▸ **Written instruction**
Copy out the whole listing exactly as written, leaving the pictures behind.

▸ **Input rows**
▼▼▼
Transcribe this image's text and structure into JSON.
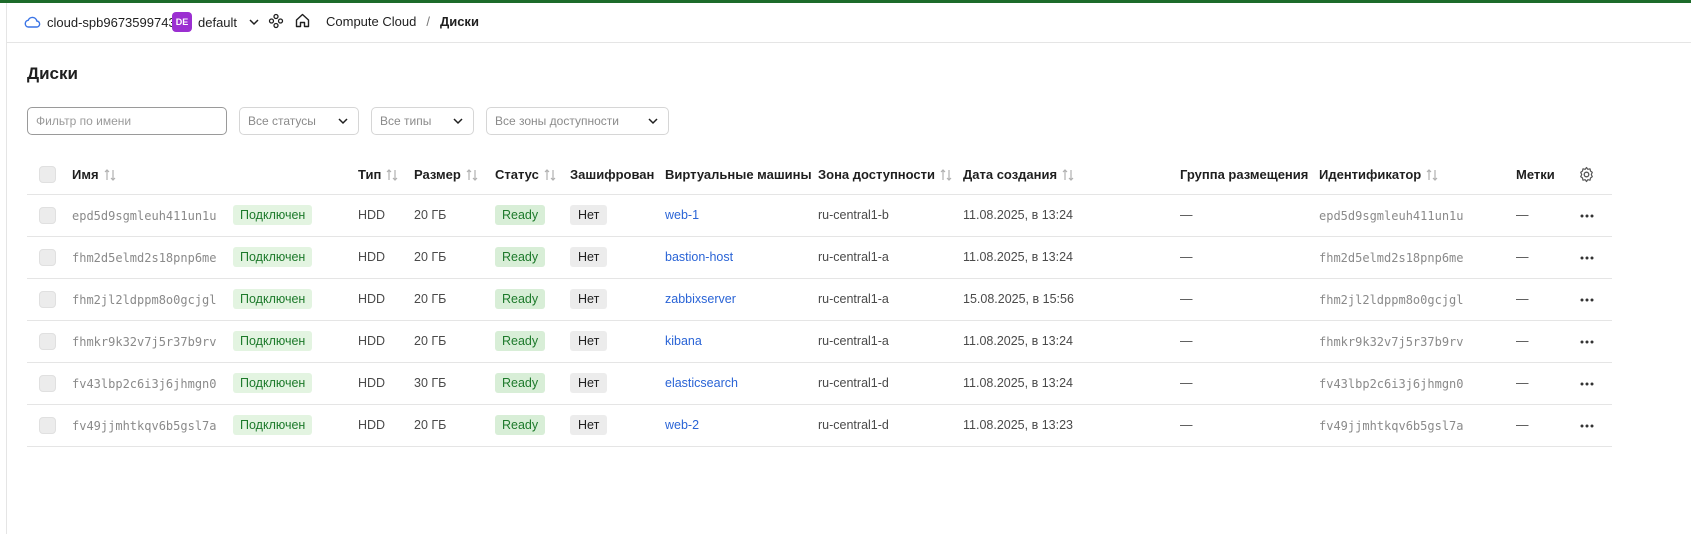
{
  "header": {
    "cloud_name": "cloud-spb9673599743",
    "folder_badge": "DE",
    "folder_name": "default",
    "breadcrumb": {
      "service": "Compute Cloud",
      "separator": "/",
      "current": "Диски"
    }
  },
  "page": {
    "title": "Диски"
  },
  "filters": {
    "name_placeholder": "Фильтр по имени",
    "status_select": "Все статусы",
    "type_select": "Все типы",
    "zone_select": "Все зоны доступности"
  },
  "table": {
    "columns": {
      "name": "Имя",
      "type": "Тип",
      "size": "Размер",
      "status": "Статус",
      "encrypted": "Зашифрован",
      "vms": "Виртуальные машины",
      "zone": "Зона доступности",
      "created": "Дата создания",
      "placement": "Группа размещения",
      "id": "Идентификатор",
      "labels": "Метки"
    },
    "rows": [
      {
        "name": "epd5d9sgmleuh411un1u",
        "attached": "Подключен",
        "type": "HDD",
        "size": "20 ГБ",
        "status": "Ready",
        "encrypted": "Нет",
        "vm": "web-1",
        "zone": "ru-central1-b",
        "created": "11.08.2025, в 13:24",
        "placement": "—",
        "id": "epd5d9sgmleuh411un1u",
        "labels": "—"
      },
      {
        "name": "fhm2d5elmd2s18pnp6me",
        "attached": "Подключен",
        "type": "HDD",
        "size": "20 ГБ",
        "status": "Ready",
        "encrypted": "Нет",
        "vm": "bastion-host",
        "zone": "ru-central1-a",
        "created": "11.08.2025, в 13:24",
        "placement": "—",
        "id": "fhm2d5elmd2s18pnp6me",
        "labels": "—"
      },
      {
        "name": "fhm2jl2ldppm8o0gcjgl",
        "attached": "Подключен",
        "type": "HDD",
        "size": "20 ГБ",
        "status": "Ready",
        "encrypted": "Нет",
        "vm": "zabbixserver",
        "zone": "ru-central1-a",
        "created": "15.08.2025, в 15:56",
        "placement": "—",
        "id": "fhm2jl2ldppm8o0gcjgl",
        "labels": "—"
      },
      {
        "name": "fhmkr9k32v7j5r37b9rv",
        "attached": "Подключен",
        "type": "HDD",
        "size": "20 ГБ",
        "status": "Ready",
        "encrypted": "Нет",
        "vm": "kibana",
        "zone": "ru-central1-a",
        "created": "11.08.2025, в 13:24",
        "placement": "—",
        "id": "fhmkr9k32v7j5r37b9rv",
        "labels": "—"
      },
      {
        "name": "fv43lbp2c6i3j6jhmgn0",
        "attached": "Подключен",
        "type": "HDD",
        "size": "30 ГБ",
        "status": "Ready",
        "encrypted": "Нет",
        "vm": "elasticsearch",
        "zone": "ru-central1-d",
        "created": "11.08.2025, в 13:24",
        "placement": "—",
        "id": "fv43lbp2c6i3j6jhmgn0",
        "labels": "—"
      },
      {
        "name": "fv49jjmhtkqv6b5gsl7a",
        "attached": "Подключен",
        "type": "HDD",
        "size": "20 ГБ",
        "status": "Ready",
        "encrypted": "Нет",
        "vm": "web-2",
        "zone": "ru-central1-d",
        "created": "11.08.2025, в 13:23",
        "placement": "—",
        "id": "fv49jjmhtkqv6b5gsl7a",
        "labels": "—"
      }
    ]
  }
}
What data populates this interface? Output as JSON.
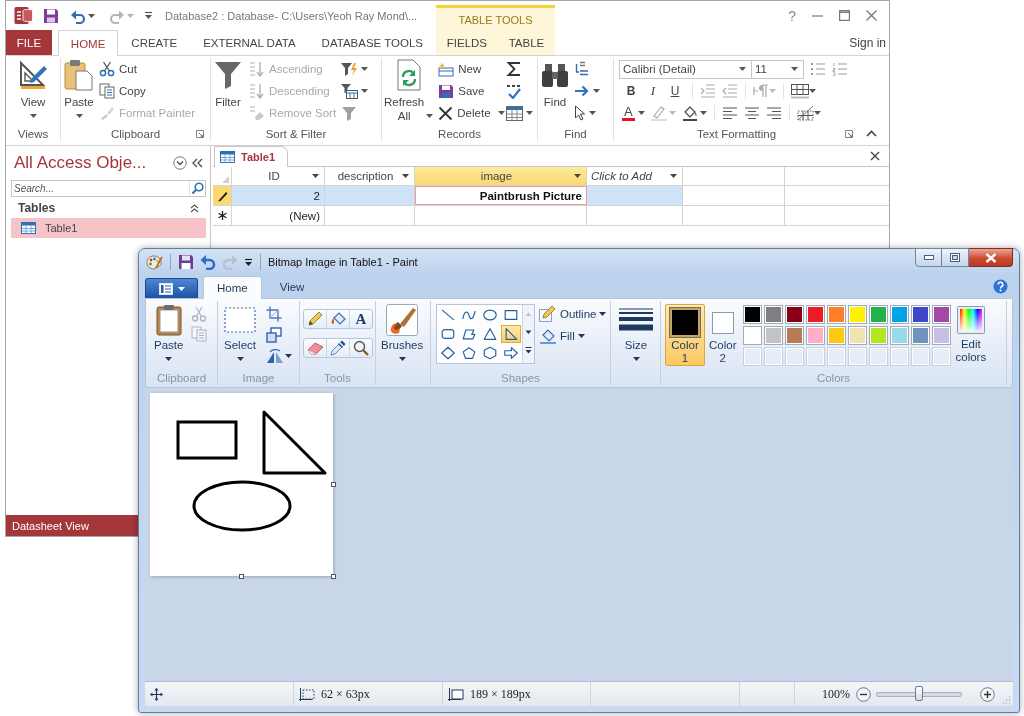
▲▲▲
▸ **Answer below**
Transcribe this image's text and structure into JSON.
{
  "header": {
    "cloud_name": "cloud-spb9673599743",
    "folder_badge": "DE",
    "folder_name": "default",
    "breadcrumb": {
      "service": "Compute Cloud",
      "separator": "/",
      "current": "Диски"
    }
  },
  "page": {
    "title": "Диски"
  },
  "filters": {
    "name_placeholder": "Фильтр по имени",
    "status_select": "Все статусы",
    "type_select": "Все типы",
    "zone_select": "Все зоны доступности"
  },
  "table": {
    "columns": {
      "name": "Имя",
      "type": "Тип",
      "size": "Размер",
      "status": "Статус",
      "encrypted": "Зашифрован",
      "vms": "Виртуальные машины",
      "zone": "Зона доступности",
      "created": "Дата создания",
      "placement": "Группа размещения",
      "id": "Идентификатор",
      "labels": "Метки"
    },
    "rows": [
      {
        "name": "epd5d9sgmleuh411un1u",
        "attached": "Подключен",
        "type": "HDD",
        "size": "20 ГБ",
        "status": "Ready",
        "encrypted": "Нет",
        "vm": "web-1",
        "zone": "ru-central1-b",
        "created": "11.08.2025, в 13:24",
        "placement": "—",
        "id": "epd5d9sgmleuh411un1u",
        "labels": "—"
      },
      {
        "name": "fhm2d5elmd2s18pnp6me",
        "attached": "Подключен",
        "type": "HDD",
        "size": "20 ГБ",
        "status": "Ready",
        "encrypted": "Нет",
        "vm": "bastion-host",
        "zone": "ru-central1-a",
        "created": "11.08.2025, в 13:24",
        "placement": "—",
        "id": "fhm2d5elmd2s18pnp6me",
        "labels": "—"
      },
      {
        "name": "fhm2jl2ldppm8o0gcjgl",
        "attached": "Подключен",
        "type": "HDD",
        "size": "20 ГБ",
        "status": "Ready",
        "encrypted": "Нет",
        "vm": "zabbixserver",
        "zone": "ru-central1-a",
        "created": "15.08.2025, в 15:56",
        "placement": "—",
        "id": "fhm2jl2ldppm8o0gcjgl",
        "labels": "—"
      },
      {
        "name": "fhmkr9k32v7j5r37b9rv",
        "attached": "Подключен",
        "type": "HDD",
        "size": "20 ГБ",
        "status": "Ready",
        "encrypted": "Нет",
        "vm": "kibana",
        "zone": "ru-central1-a",
        "created": "11.08.2025, в 13:24",
        "placement": "—",
        "id": "fhmkr9k32v7j5r37b9rv",
        "labels": "—"
      },
      {
        "name": "fv43lbp2c6i3j6jhmgn0",
        "attached": "Подключен",
        "type": "HDD",
        "size": "30 ГБ",
        "status": "Ready",
        "encrypted": "Нет",
        "vm": "elasticsearch",
        "zone": "ru-central1-d",
        "created": "11.08.2025, в 13:24",
        "placement": "—",
        "id": "fv43lbp2c6i3j6jhmgn0",
        "labels": "—"
      },
      {
        "name": "fv49jjmhtkqv6b5gsl7a",
        "attached": "Подключен",
        "type": "HDD",
        "size": "20 ГБ",
        "status": "Ready",
        "encrypted": "Нет",
        "vm": "web-2",
        "zone": "ru-central1-d",
        "created": "11.08.2025, в 13:23",
        "placement": "—",
        "id": "fv49jjmhtkqv6b5gsl7a",
        "labels": "—"
      }
    ]
  }
}
What data populates this interface? Output as JSON.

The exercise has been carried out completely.